--- START Extract ---

Python 3.12 reaches upstream end-of-life on 31 October 2028, per the official release schedule (PEP 693). For systems requiring guaranteed security support beyond that date, plan migrations to Python 3.13 (EOL October 2029) or Python 3.14 (EOL October 2030). Ubuntu 24.04 LTS receives Canonical’s Extended Security Maintenance through April 2034, extending system-level support after Python 3.12 upstream EOL.

Python 3.12 Pre-Installation Steps

Update System Before Proceeding

Before installing Python 3.12, update your system’s package lists to ensure all dependencies resolve correctly and you receive the latest security patches. This step is particularly important when adding third-party repositories like Deadsnakes or compiling software from source, as build tools and libraries frequently receive compatibility updates.

--- END Extract ---

» Given exercise 1
Update the records, starting at their first line and stopping after the line that contains "199, 540, 217]", by replacing "age-row" with "age-band" and leaving everything else unchanged.
The records that follow are unrelated to the Python installation text.

--- START Listed records ---

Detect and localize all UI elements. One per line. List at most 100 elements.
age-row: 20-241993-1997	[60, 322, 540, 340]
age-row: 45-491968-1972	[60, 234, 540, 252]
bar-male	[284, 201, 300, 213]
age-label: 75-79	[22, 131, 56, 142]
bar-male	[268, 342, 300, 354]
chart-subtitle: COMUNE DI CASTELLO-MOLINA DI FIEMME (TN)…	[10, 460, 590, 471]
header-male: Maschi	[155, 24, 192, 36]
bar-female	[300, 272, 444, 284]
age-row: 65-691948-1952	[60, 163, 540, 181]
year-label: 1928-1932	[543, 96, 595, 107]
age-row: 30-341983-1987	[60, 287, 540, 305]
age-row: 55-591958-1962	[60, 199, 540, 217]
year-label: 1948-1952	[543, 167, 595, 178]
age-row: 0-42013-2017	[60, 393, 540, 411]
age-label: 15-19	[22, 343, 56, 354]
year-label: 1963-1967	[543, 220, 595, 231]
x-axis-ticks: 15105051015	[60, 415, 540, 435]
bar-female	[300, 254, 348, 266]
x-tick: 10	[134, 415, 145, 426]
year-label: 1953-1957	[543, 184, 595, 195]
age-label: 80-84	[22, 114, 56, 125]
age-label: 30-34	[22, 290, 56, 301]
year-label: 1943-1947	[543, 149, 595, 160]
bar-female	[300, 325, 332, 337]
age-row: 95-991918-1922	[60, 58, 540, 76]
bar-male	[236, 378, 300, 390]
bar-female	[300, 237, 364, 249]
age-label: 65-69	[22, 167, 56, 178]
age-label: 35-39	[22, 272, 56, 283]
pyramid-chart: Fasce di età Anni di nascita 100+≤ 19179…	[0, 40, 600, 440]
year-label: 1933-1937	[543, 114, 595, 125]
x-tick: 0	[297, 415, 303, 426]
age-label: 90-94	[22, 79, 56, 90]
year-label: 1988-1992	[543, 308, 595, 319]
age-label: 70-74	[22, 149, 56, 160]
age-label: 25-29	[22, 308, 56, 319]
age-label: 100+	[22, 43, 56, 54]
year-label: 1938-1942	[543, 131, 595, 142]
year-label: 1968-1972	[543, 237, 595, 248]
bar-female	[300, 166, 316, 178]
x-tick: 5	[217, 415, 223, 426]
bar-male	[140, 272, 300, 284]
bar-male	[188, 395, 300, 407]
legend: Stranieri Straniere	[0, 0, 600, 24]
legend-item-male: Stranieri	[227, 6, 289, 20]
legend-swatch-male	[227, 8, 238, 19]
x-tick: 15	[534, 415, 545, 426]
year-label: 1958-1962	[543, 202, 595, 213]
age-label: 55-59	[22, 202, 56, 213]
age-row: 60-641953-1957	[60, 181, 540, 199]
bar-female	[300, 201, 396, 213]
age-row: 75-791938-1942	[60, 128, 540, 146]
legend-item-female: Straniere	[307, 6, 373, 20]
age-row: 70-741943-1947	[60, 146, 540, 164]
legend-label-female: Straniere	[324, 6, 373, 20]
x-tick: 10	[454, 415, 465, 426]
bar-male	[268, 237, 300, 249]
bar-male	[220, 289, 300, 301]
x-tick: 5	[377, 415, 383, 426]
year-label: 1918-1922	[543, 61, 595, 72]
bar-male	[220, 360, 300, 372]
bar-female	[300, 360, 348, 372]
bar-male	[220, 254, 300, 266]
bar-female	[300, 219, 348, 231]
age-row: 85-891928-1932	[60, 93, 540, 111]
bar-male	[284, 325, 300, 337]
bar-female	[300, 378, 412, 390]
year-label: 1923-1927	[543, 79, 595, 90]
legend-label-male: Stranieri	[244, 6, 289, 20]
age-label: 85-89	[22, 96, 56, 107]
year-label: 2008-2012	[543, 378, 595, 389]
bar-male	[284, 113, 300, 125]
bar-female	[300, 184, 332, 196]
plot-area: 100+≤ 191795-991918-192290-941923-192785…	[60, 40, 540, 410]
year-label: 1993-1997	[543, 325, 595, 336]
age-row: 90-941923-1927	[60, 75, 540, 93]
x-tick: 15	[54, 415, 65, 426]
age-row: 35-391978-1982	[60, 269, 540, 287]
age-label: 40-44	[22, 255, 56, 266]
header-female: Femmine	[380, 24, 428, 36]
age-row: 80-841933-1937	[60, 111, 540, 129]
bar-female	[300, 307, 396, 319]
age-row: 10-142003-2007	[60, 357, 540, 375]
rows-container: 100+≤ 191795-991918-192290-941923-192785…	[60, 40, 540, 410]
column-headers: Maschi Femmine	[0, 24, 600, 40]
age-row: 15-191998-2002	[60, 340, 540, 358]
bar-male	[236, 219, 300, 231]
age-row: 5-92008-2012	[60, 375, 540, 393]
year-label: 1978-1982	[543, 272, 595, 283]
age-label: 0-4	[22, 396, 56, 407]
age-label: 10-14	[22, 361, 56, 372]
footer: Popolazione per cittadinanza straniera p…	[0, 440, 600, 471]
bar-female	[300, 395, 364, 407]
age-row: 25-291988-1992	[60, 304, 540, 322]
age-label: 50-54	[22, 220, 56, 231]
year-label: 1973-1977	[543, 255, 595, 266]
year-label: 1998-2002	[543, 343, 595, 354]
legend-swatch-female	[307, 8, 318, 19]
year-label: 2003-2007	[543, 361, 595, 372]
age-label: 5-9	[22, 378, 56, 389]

--- END Listed records ---

» Given exercise 2
Continue the text on installing Python 3.12 from where it stops.

» Final result 1
Detect and localize all UI elements. One per line. List at most 100 elements.
age-band: 20-241993-1997	[60, 322, 540, 340]
age-band: 45-491968-1972	[60, 234, 540, 252]
bar-male	[284, 201, 300, 213]
age-label: 75-79	[22, 131, 56, 142]
bar-male	[268, 342, 300, 354]
chart-subtitle: COMUNE DI CASTELLO-MOLINA DI FIEMME (TN)…	[10, 460, 590, 471]
header-male: Maschi	[155, 24, 192, 36]
bar-female	[300, 272, 444, 284]
age-band: 65-691948-1952	[60, 163, 540, 181]
year-label: 1928-1932	[543, 96, 595, 107]
age-band: 30-341983-1987	[60, 287, 540, 305]
age-band: 55-591958-1962	[60, 199, 540, 217]

» Final result 2
Open a terminal and run:

sudo apt update

Optionally, upgrade installed packages to prevent conflicts during Python 3.12 installation:

sudo apt upgrade

Install Python 3.12 on Ubuntu

The right method depends on your Ubuntu release: Ubuntu 24.04 LTS installs Python 3.12 from official repositories, Ubuntu 22.04 LTS uses the Deadsnakes PPA, and Ubuntu 26.04 LTS requires the source build section below.

Install Python 3.12 from Ubuntu Repositories (24.04 LTS)

Use this method on Ubuntu 24.04 LTS to receive Canonical security updates without adding a third-party repository:

sudo apt install python3.12 python3.12-venv python3.12-dev

Verify the installation:

python3.12 --version
Python 3.12.3

Run a smoke test to ensure core modules loaded correctly:

python3.12 -c "import ssl, sqlite3, bz2; print('Python 3.12 ready on Ubuntu')"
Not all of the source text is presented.